↓

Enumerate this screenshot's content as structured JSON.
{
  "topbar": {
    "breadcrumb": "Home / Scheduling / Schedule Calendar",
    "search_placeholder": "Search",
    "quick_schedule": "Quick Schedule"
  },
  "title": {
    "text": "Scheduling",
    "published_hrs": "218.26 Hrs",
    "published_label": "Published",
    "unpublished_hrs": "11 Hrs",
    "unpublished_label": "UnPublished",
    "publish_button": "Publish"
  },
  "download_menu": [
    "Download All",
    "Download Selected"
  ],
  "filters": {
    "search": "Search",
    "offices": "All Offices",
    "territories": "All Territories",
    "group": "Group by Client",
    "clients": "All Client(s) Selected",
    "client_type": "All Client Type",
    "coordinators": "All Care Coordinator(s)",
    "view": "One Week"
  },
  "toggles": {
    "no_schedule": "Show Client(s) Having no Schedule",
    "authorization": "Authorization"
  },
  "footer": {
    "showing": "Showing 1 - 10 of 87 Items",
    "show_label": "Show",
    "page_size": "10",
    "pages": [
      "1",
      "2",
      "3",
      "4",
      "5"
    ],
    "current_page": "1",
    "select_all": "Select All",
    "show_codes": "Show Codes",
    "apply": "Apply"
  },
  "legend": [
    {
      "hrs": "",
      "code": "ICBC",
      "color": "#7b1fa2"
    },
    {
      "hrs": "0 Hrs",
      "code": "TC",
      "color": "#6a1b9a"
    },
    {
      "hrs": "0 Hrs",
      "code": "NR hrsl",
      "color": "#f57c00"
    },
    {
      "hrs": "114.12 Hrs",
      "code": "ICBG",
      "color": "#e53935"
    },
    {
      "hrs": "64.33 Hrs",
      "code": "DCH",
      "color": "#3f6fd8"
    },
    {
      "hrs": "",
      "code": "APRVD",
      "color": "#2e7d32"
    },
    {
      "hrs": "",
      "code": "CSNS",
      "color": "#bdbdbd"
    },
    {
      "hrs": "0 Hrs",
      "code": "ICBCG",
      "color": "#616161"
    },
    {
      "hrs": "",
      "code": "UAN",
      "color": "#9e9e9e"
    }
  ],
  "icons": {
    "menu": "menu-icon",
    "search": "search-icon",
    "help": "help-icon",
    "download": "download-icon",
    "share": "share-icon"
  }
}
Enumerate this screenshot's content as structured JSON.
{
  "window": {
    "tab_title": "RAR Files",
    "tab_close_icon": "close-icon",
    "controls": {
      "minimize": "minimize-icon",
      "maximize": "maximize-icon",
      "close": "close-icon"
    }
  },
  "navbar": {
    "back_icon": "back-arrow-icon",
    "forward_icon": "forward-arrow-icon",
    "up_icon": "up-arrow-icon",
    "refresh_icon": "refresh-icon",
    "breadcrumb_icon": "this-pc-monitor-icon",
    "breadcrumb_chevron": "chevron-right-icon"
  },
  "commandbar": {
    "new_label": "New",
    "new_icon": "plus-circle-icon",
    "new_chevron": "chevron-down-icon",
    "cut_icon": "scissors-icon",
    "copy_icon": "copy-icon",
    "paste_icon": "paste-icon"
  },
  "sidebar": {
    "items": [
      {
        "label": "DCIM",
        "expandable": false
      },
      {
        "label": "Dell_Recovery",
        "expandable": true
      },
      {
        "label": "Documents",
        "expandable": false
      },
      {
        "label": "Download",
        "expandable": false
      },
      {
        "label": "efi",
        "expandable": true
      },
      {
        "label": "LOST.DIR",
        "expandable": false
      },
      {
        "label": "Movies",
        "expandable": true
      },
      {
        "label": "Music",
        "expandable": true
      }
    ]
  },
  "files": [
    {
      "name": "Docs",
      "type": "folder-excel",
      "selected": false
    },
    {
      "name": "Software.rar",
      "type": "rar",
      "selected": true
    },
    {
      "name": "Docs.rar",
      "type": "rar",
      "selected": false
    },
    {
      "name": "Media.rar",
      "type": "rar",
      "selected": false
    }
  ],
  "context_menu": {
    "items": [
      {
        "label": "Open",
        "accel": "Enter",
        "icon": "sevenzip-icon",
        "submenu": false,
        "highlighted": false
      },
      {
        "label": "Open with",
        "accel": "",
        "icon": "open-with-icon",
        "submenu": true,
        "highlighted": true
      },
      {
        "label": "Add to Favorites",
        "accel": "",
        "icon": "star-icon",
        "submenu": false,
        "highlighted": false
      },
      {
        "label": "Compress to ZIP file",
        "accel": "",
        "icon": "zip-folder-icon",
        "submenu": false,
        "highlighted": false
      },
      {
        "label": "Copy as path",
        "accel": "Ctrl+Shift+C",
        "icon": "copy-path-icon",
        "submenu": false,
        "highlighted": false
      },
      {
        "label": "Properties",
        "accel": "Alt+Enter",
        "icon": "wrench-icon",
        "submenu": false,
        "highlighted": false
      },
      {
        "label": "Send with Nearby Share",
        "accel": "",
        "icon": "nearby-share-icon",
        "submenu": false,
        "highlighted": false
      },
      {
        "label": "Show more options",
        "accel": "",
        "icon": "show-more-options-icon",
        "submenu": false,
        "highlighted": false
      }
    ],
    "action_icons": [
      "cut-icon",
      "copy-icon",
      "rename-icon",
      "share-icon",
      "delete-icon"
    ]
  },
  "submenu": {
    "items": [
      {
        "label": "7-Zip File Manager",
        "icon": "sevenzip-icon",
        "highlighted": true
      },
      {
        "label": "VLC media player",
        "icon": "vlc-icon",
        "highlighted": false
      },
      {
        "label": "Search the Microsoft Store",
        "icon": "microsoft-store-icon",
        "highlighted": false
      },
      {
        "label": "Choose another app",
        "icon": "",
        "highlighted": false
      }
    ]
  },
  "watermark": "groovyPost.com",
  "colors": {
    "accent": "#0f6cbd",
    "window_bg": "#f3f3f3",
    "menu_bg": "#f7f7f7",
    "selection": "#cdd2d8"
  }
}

↑

▶ _Your goal_
Reproduce every entry shown above, precisely as it stands.

▶ _The reply_
Enumerate this screenshot's content as structured JSON.
{
  "topbar": {
    "breadcrumb": "Home / Scheduling / Schedule Calendar",
    "search_placeholder": "Search",
    "quick_schedule": "Quick Schedule"
  },
  "title": {
    "text": "Scheduling",
    "published_hrs": "218.26 Hrs",
    "published_label": "Published",
    "unpublished_hrs": "11 Hrs",
    "unpublished_label": "UnPublished",
    "publish_button": "Publish"
  },
  "download_menu": [
    "Download All",
    "Download Selected"
  ],
  "filters": {
    "search": "Search",
    "offices": "All Offices",
    "territories": "All Territories",
    "group": "Group by Client",
    "clients": "All Client(s) Selected",
    "client_type": "All Client Type",
    "coordinators": "All Care Coordinator(s)",
    "view": "One Week"
  },
  "toggles": {
    "no_schedule": "Show Client(s) Having no Schedule",
    "authorization": "Authorization"
  },
  "footer": {
    "showing": "Showing 1 - 10 of 87 Items",
    "show_label": "Show",
    "page_size": "10",
    "pages": [
      "1",
      "2",
      "3",
      "4",
      "5"
    ],
    "current_page": "1",
    "select_all": "Select All",
    "show_codes": "Show Codes",
    "apply": "Apply"
  },
  "legend": [
    {
      "hrs": "",
      "code": "ICBC",
      "color": "#7b1fa2"
    },
    {
      "hrs": "0 Hrs",
      "code": "TC",
      "color": "#6a1b9a"
    },
    {
      "hrs": "0 Hrs",
      "code": "NR hrsl",
      "color": "#f57c00"
    },
    {
      "hrs": "114.12 Hrs",
      "code": "ICBG",
      "color": "#e53935"
    },
    {
      "hrs": "64.33 Hrs",
      "code": "DCH",
      "color": "#3f6fd8"
    },
    {
      "hrs": "",
      "code": "APRVD",
      "color": "#2e7d32"
    },
    {
      "hrs": "",
      "code": "CSNS",
      "color": "#bdbdbd"
    },
    {
      "hrs": "0 Hrs",
      "code": "ICBCG",
      "color": "#616161"
    },
    {
      "hrs": "",
      "code": "UAN",
      "color": "#9e9e9e"
    }
  ],
  "icons": {
    "menu": "menu-icon",
    "search": "search-icon",
    "help": "help-icon",
    "download": "download-icon",
    "share": "share-icon"
  }
}
Enumerate this screenshot's content as structured JSON.
{
  "window": {
    "tab_title": "RAR Files",
    "tab_close_icon": "close-icon",
    "controls": {
      "minimize": "minimize-icon",
      "maximize": "maximize-icon",
      "close": "close-icon"
    }
  },
  "navbar": {
    "back_icon": "back-arrow-icon",
    "forward_icon": "forward-arrow-icon",
    "up_icon": "up-arrow-icon",
    "refresh_icon": "refresh-icon",
    "breadcrumb_icon": "this-pc-monitor-icon",
    "breadcrumb_chevron": "chevron-right-icon"
  },
  "commandbar": {
    "new_label": "New",
    "new_icon": "plus-circle-icon",
    "new_chevron": "chevron-down-icon",
    "cut_icon": "scissors-icon",
    "copy_icon": "copy-icon",
    "paste_icon": "paste-icon"
  },
  "sidebar": {
    "items": [
      {
        "label": "DCIM",
        "expandable": false
      },
      {
        "label": "Dell_Recovery",
        "expandable": true
      },
      {
        "label": "Documents",
        "expandable": false
      },
      {
        "label": "Download",
        "expandable": false
      },
      {
        "label": "efi",
        "expandable": true
      },
      {
        "label": "LOST.DIR",
        "expandable": false
      },
      {
        "label": "Movies",
        "expandable": true
      },
      {
        "label": "Music",
        "expandable": true
      }
    ]
  },
  "files": [
    {
      "name": "Docs",
      "type": "folder-excel",
      "selected": false
    },
    {
      "name": "Software.rar",
      "type": "rar",
      "selected": true
    },
    {
      "name": "Docs.rar",
      "type": "rar",
      "selected": false
    },
    {
      "name": "Media.rar",
      "type": "rar",
      "selected": false
    }
  ],
  "context_menu": {
    "items": [
      {
        "label": "Open",
        "accel": "Enter",
        "icon": "sevenzip-icon",
        "submenu": false,
        "highlighted": false
      },
      {
        "label": "Open with",
        "accel": "",
        "icon": "open-with-icon",
        "submenu": true,
        "highlighted": true
      },
      {
        "label": "Add to Favorites",
        "accel": "",
        "icon": "star-icon",
        "submenu": false,
        "highlighted": false
      },
      {
        "label": "Compress to ZIP file",
        "accel": "",
        "icon": "zip-folder-icon",
        "submenu": false,
        "highlighted": false
      },
      {
        "label": "Copy as path",
        "accel": "Ctrl+Shift+C",
        "icon": "copy-path-icon",
        "submenu": false,
        "highlighted": false
      },
      {
        "label": "Properties",
        "accel": "Alt+Enter",
        "icon": "wrench-icon",
        "submenu": false,
        "highlighted": false
      },
      {
        "label": "Send with Nearby Share",
        "accel": "",
        "icon": "nearby-share-icon",
        "submenu": false,
        "highlighted": false
      },
      {
        "label": "Show more options",
        "accel": "",
        "icon": "show-more-options-icon",
        "submenu": false,
        "highlighted": false
      }
    ],
    "action_icons": [
      "cut-icon",
      "copy-icon",
      "rename-icon",
      "share-icon",
      "delete-icon"
    ]
  },
  "submenu": {
    "items": [
      {
        "label": "7-Zip File Manager",
        "icon": "sevenzip-icon",
        "highlighted": true
      },
      {
        "label": "VLC media player",
        "icon": "vlc-icon",
        "highlighted": false
      },
      {
        "label": "Search the Microsoft Store",
        "icon": "microsoft-store-icon",
        "highlighted": false
      },
      {
        "label": "Choose another app",
        "icon": "",
        "highlighted": false
      }
    ]
  },
  "watermark": "groovyPost.com",
  "colors": {
    "accent": "#0f6cbd",
    "window_bg": "#f3f3f3",
    "menu_bg": "#f7f7f7",
    "selection": "#cdd2d8"
  }
}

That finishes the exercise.